--- START Dataset records ---

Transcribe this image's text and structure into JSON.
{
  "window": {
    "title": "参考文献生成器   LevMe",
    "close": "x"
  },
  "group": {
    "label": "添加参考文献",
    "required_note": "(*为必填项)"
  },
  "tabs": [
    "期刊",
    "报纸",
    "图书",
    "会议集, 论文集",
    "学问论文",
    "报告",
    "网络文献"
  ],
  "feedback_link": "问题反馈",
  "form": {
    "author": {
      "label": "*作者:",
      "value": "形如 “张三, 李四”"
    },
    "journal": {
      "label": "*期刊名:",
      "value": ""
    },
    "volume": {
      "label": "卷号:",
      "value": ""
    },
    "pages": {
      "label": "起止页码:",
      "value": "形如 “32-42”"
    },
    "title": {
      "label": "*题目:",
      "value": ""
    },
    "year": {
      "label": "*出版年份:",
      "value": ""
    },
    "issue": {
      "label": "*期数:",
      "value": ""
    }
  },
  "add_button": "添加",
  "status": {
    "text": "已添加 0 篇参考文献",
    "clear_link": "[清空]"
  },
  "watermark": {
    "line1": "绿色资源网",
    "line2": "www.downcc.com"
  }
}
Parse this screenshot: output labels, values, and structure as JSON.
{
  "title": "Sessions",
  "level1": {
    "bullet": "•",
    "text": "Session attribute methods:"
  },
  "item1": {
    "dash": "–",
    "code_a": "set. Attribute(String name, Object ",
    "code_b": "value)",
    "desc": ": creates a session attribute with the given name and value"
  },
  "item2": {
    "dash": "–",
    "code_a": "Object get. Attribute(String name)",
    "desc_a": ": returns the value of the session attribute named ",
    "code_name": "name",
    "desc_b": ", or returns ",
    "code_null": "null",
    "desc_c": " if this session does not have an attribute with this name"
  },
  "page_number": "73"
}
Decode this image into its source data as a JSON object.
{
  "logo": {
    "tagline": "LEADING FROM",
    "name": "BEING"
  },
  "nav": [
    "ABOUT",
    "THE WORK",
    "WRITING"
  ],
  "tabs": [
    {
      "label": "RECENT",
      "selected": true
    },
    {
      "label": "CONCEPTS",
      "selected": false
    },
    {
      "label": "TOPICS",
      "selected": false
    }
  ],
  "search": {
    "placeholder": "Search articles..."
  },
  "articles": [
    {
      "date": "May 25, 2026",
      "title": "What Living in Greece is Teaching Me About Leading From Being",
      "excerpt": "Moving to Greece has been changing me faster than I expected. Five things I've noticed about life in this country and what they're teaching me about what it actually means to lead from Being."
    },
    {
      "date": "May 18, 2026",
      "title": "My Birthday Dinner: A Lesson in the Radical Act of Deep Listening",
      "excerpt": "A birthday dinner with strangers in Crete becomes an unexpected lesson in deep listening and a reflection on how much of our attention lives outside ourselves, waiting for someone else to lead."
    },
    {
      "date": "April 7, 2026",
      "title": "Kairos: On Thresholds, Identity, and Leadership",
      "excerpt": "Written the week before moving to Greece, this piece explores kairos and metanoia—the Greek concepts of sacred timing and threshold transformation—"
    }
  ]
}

--- END Dataset records ---

- **Instruction**
Give back exactly the lines from the line containing "Decode this image" to the end of the entries, and no other lines.

- **Response to the exercise**
Decode this image into its source data as a JSON object.
{
  "logo": {
    "tagline": "LEADING FROM",
    "name": "BEING"
  },
  "nav": [
    "ABOUT",
    "THE WORK",
    "WRITING"
  ],
  "tabs": [
    {
      "label": "RECENT",
      "selected": true
    },
    {
      "label": "CONCEPTS",
      "selected": false
    },
    {
      "label": "TOPICS",
      "selected": false
    }
  ],
  "search": {
    "placeholder": "Search articles..."
  },
  "articles": [
    {
      "date": "May 25, 2026",
      "title": "What Living in Greece is Teaching Me About Leading From Being",
      "excerpt": "Moving to Greece has been changing me faster than I expected. Five things I've noticed about life in this country and what they're teaching me about what it actually means to lead from Being."
    },
    {
      "date": "May 18, 2026",
      "title": "My Birthday Dinner: A Lesson in the Radical Act of Deep Listening",
      "excerpt": "A birthday dinner with strangers in Crete becomes an unexpected lesson in deep listening and a reflection on how much of our attention lives outside ourselves, waiting for someone else to lead."
    },
    {
      "date": "April 7, 2026",
      "title": "Kairos: On Thresholds, Identity, and Leadership",
      "excerpt": "Written the week before moving to Greece, this piece explores kairos and metanoia—the Greek concepts of sacred timing and threshold transformation—"
    }
  ]
}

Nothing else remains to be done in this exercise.